Data shown =>
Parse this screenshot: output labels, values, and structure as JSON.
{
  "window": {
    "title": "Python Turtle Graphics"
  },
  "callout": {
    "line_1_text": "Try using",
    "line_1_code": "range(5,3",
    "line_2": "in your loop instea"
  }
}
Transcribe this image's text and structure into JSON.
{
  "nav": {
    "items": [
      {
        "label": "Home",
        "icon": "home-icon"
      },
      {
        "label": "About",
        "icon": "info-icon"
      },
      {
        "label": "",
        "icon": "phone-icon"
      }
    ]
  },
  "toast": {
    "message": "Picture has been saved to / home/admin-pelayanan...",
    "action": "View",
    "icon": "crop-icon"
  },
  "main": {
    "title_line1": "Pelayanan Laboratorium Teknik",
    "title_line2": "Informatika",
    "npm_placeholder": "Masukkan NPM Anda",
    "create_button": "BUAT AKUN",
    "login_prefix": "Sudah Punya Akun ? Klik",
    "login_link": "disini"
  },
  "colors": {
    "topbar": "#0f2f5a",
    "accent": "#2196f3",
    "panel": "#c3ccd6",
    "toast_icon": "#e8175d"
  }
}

Your task => How many lines in the data contain the string "this"? Respond with the number only.

Reply to the exercise => 2